Source material
>>>

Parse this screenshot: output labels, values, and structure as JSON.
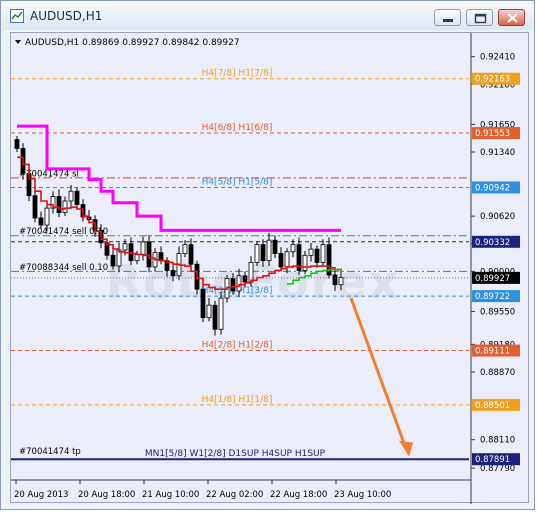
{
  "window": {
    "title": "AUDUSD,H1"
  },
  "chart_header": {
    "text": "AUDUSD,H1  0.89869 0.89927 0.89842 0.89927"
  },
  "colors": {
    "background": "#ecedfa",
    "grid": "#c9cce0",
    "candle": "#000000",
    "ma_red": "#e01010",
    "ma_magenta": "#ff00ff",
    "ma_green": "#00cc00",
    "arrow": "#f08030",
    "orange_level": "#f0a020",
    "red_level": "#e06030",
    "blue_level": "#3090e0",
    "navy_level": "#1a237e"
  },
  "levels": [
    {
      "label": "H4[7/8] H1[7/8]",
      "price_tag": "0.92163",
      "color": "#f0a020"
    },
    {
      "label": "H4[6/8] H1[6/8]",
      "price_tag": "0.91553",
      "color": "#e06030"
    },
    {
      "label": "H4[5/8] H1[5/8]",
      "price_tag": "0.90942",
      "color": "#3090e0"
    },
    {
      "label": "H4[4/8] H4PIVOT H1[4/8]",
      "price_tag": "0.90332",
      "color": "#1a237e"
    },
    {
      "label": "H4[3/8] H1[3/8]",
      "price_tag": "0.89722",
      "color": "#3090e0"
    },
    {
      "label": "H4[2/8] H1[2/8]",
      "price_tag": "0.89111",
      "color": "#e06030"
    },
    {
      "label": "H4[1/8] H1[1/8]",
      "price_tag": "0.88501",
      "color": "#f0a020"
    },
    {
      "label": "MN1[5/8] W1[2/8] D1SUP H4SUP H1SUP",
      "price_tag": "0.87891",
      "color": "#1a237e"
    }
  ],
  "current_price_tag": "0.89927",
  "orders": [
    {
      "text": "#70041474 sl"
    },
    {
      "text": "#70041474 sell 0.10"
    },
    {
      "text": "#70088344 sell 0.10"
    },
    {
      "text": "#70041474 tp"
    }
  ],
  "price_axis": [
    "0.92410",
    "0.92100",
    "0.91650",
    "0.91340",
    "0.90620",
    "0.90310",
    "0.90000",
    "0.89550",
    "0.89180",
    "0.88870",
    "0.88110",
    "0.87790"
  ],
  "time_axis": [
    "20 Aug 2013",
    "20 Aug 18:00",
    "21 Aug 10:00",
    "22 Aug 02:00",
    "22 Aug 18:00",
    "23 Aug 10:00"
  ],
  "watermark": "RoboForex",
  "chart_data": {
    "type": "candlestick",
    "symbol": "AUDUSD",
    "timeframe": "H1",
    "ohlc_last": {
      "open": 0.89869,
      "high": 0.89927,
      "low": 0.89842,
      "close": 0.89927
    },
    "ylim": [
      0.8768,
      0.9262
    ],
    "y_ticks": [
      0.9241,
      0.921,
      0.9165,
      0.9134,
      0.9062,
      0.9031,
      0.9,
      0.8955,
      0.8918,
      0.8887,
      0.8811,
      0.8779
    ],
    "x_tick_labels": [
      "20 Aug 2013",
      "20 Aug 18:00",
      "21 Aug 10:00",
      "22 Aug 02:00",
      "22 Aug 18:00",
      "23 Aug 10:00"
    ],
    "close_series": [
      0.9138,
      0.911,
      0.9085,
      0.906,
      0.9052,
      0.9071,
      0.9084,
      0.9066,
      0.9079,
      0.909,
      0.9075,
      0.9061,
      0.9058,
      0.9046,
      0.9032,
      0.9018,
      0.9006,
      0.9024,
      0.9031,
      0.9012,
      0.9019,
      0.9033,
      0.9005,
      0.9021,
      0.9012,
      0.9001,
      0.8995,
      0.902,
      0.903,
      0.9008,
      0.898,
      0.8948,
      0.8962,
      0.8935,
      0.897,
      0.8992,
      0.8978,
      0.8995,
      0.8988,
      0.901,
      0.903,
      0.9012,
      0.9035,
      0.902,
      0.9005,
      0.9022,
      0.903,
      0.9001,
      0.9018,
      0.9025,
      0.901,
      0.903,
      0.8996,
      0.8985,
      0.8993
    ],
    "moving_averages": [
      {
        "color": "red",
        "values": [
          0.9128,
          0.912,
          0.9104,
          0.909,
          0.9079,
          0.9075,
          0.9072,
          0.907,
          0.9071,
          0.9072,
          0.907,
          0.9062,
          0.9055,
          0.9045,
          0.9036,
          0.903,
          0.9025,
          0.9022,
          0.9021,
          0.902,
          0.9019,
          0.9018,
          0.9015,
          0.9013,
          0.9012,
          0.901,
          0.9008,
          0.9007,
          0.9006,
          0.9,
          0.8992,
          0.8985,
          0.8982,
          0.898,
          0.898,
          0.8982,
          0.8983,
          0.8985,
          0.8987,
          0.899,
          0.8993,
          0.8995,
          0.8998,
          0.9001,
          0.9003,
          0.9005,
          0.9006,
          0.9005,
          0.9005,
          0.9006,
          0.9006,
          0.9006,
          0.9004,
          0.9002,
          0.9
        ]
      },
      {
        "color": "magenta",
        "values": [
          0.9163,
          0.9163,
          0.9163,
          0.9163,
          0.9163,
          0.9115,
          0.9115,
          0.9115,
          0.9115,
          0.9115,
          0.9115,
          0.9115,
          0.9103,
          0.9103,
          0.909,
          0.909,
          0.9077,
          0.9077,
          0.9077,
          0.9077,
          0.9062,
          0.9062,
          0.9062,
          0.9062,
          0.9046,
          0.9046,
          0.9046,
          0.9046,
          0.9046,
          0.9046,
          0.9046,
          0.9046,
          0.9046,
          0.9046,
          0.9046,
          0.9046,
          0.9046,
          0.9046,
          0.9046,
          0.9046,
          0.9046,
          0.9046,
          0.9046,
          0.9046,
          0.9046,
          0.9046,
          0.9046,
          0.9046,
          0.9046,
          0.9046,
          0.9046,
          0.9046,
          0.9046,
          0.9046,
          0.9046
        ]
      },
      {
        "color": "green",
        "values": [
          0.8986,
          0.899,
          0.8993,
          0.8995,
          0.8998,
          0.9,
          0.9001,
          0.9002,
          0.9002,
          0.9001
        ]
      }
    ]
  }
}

<<<

Aim of the task
Copy all the data exactly as written, but skip any picture.

Completed task
Parse this screenshot: output labels, values, and structure as JSON.
{
  "window": {
    "title": "AUDUSD,H1"
  },
  "chart_header": {
    "text": "AUDUSD,H1  0.89869 0.89927 0.89842 0.89927"
  },
  "colors": {
    "background": "#ecedfa",
    "grid": "#c9cce0",
    "candle": "#000000",
    "ma_red": "#e01010",
    "ma_magenta": "#ff00ff",
    "ma_green": "#00cc00",
    "arrow": "#f08030",
    "orange_level": "#f0a020",
    "red_level": "#e06030",
    "blue_level": "#3090e0",
    "navy_level": "#1a237e"
  },
  "levels": [
    {
      "label": "H4[7/8] H1[7/8]",
      "price_tag": "0.92163",
      "color": "#f0a020"
    },
    {
      "label": "H4[6/8] H1[6/8]",
      "price_tag": "0.91553",
      "color": "#e06030"
    },
    {
      "label": "H4[5/8] H1[5/8]",
      "price_tag": "0.90942",
      "color": "#3090e0"
    },
    {
      "label": "H4[4/8] H4PIVOT H1[4/8]",
      "price_tag": "0.90332",
      "color": "#1a237e"
    },
    {
      "label": "H4[3/8] H1[3/8]",
      "price_tag": "0.89722",
      "color": "#3090e0"
    },
    {
      "label": "H4[2/8] H1[2/8]",
      "price_tag": "0.89111",
      "color": "#e06030"
    },
    {
      "label": "H4[1/8] H1[1/8]",
      "price_tag": "0.88501",
      "color": "#f0a020"
    },
    {
      "label": "MN1[5/8] W1[2/8] D1SUP H4SUP H1SUP",
      "price_tag": "0.87891",
      "color": "#1a237e"
    }
  ],
  "current_price_tag": "0.89927",
  "orders": [
    {
      "text": "#70041474 sl"
    },
    {
      "text": "#70041474 sell 0.10"
    },
    {
      "text": "#70088344 sell 0.10"
    },
    {
      "text": "#70041474 tp"
    }
  ],
  "price_axis": [
    "0.92410",
    "0.92100",
    "0.91650",
    "0.91340",
    "0.90620",
    "0.90310",
    "0.90000",
    "0.89550",
    "0.89180",
    "0.88870",
    "0.88110",
    "0.87790"
  ],
  "time_axis": [
    "20 Aug 2013",
    "20 Aug 18:00",
    "21 Aug 10:00",
    "22 Aug 02:00",
    "22 Aug 18:00",
    "23 Aug 10:00"
  ],
  "watermark": "RoboForex",
  "chart_data": {
    "type": "candlestick",
    "symbol": "AUDUSD",
    "timeframe": "H1",
    "ohlc_last": {
      "open": 0.89869,
      "high": 0.89927,
      "low": 0.89842,
      "close": 0.89927
    },
    "ylim": [
      0.8768,
      0.9262
    ],
    "y_ticks": [
      0.9241,
      0.921,
      0.9165,
      0.9134,
      0.9062,
      0.9031,
      0.9,
      0.8955,
      0.8918,
      0.8887,
      0.8811,
      0.8779
    ],
    "x_tick_labels": [
      "20 Aug 2013",
      "20 Aug 18:00",
      "21 Aug 10:00",
      "22 Aug 02:00",
      "22 Aug 18:00",
      "23 Aug 10:00"
    ],
    "close_series": [
      0.9138,
      0.911,
      0.9085,
      0.906,
      0.9052,
      0.9071,
      0.9084,
      0.9066,
      0.9079,
      0.909,
      0.9075,
      0.9061,
      0.9058,
      0.9046,
      0.9032,
      0.9018,
      0.9006,
      0.9024,
      0.9031,
      0.9012,
      0.9019,
      0.9033,
      0.9005,
      0.9021,
      0.9012,
      0.9001,
      0.8995,
      0.902,
      0.903,
      0.9008,
      0.898,
      0.8948,
      0.8962,
      0.8935,
      0.897,
      0.8992,
      0.8978,
      0.8995,
      0.8988,
      0.901,
      0.903,
      0.9012,
      0.9035,
      0.902,
      0.9005,
      0.9022,
      0.903,
      0.9001,
      0.9018,
      0.9025,
      0.901,
      0.903,
      0.8996,
      0.8985,
      0.8993
    ],
    "moving_averages": [
      {
        "color": "red",
        "values": [
          0.9128,
          0.912,
          0.9104,
          0.909,
          0.9079,
          0.9075,
          0.9072,
          0.907,
          0.9071,
          0.9072,
          0.907,
          0.9062,
          0.9055,
          0.9045,
          0.9036,
          0.903,
          0.9025,
          0.9022,
          0.9021,
          0.902,
          0.9019,
          0.9018,
          0.9015,
          0.9013,
          0.9012,
          0.901,
          0.9008,
          0.9007,
          0.9006,
          0.9,
          0.8992,
          0.8985,
          0.8982,
          0.898,
          0.898,
          0.8982,
          0.8983,
          0.8985,
          0.8987,
          0.899,
          0.8993,
          0.8995,
          0.8998,
          0.9001,
          0.9003,
          0.9005,
          0.9006,
          0.9005,
          0.9005,
          0.9006,
          0.9006,
          0.9006,
          0.9004,
          0.9002,
          0.9
        ]
      },
      {
        "color": "magenta",
        "values": [
          0.9163,
          0.9163,
          0.9163,
          0.9163,
          0.9163,
          0.9115,
          0.9115,
          0.9115,
          0.9115,
          0.9115,
          0.9115,
          0.9115,
          0.9103,
          0.9103,
          0.909,
          0.909,
          0.9077,
          0.9077,
          0.9077,
          0.9077,
          0.9062,
          0.9062,
          0.9062,
          0.9062,
          0.9046,
          0.9046,
          0.9046,
          0.9046,
          0.9046,
          0.9046,
          0.9046,
          0.9046,
          0.9046,
          0.9046,
          0.9046,
          0.9046,
          0.9046,
          0.9046,
          0.9046,
          0.9046,
          0.9046,
          0.9046,
          0.9046,
          0.9046,
          0.9046,
          0.9046,
          0.9046,
          0.9046,
          0.9046,
          0.9046,
          0.9046,
          0.9046,
          0.9046,
          0.9046,
          0.9046
        ]
      },
      {
        "color": "green",
        "values": [
          0.8986,
          0.899,
          0.8993,
          0.8995,
          0.8998,
          0.9,
          0.9001,
          0.9002,
          0.9002,
          0.9001
        ]
      }
    ]
  }
}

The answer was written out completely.